*Exercise directions:*
Which lines below contain the word "column"? Extract each of those lines in full.

Listings of elements and regions:
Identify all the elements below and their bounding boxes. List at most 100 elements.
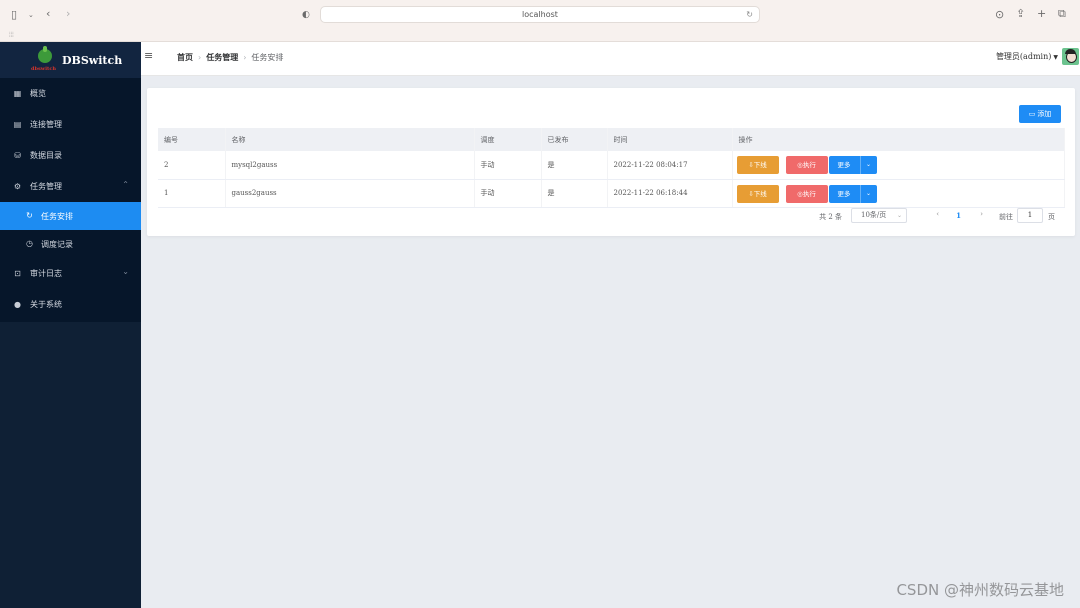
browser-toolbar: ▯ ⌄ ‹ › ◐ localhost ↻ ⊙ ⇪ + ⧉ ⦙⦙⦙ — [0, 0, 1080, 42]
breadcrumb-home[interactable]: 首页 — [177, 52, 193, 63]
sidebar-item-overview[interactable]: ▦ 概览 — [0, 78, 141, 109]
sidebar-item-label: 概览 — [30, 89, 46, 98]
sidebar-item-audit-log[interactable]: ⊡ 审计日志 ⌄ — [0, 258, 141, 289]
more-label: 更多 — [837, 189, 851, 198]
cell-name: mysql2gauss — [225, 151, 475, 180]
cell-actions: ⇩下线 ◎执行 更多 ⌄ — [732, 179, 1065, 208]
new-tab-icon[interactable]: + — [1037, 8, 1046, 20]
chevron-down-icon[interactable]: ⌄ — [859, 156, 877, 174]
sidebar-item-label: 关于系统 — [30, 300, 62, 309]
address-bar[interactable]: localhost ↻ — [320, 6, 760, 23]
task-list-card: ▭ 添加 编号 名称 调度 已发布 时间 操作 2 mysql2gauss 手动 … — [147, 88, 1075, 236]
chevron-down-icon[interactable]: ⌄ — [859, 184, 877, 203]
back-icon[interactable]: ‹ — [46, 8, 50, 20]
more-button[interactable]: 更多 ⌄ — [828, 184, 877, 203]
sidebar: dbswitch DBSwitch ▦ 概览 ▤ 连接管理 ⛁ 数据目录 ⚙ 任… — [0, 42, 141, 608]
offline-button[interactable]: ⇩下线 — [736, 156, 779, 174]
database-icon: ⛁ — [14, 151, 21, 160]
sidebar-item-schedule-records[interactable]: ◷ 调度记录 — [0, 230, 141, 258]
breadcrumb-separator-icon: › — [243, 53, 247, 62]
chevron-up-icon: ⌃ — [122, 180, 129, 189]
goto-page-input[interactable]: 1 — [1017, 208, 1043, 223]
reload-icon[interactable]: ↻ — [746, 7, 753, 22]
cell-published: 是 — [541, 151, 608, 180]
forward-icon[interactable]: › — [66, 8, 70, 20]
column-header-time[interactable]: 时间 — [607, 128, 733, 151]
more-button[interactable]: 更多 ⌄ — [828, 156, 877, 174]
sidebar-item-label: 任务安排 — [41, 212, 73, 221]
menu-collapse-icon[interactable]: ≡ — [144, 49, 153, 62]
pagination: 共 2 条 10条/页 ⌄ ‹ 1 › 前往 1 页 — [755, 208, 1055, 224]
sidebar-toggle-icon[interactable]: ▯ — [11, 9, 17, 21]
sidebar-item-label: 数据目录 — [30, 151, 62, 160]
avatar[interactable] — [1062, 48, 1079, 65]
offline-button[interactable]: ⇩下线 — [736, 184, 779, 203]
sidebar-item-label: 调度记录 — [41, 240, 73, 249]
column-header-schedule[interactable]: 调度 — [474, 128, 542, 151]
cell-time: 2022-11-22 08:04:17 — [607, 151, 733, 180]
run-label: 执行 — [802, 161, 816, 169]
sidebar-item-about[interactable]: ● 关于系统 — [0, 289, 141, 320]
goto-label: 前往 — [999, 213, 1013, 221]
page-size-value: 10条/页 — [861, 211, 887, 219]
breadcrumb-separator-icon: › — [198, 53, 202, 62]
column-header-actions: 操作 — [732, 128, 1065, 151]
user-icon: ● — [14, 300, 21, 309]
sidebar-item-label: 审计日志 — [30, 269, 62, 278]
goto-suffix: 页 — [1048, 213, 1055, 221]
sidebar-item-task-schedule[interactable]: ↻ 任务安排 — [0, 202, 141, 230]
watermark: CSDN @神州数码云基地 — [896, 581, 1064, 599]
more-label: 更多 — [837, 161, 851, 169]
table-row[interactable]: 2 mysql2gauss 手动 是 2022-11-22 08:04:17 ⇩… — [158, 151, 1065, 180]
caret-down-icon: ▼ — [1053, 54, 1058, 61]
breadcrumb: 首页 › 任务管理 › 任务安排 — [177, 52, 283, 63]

*Output of the task:*
column-header-time[interactable]: 时间 — [607, 128, 733, 151]
column-header-schedule[interactable]: 调度 — [474, 128, 542, 151]
column-header-actions: 操作 — [732, 128, 1065, 151]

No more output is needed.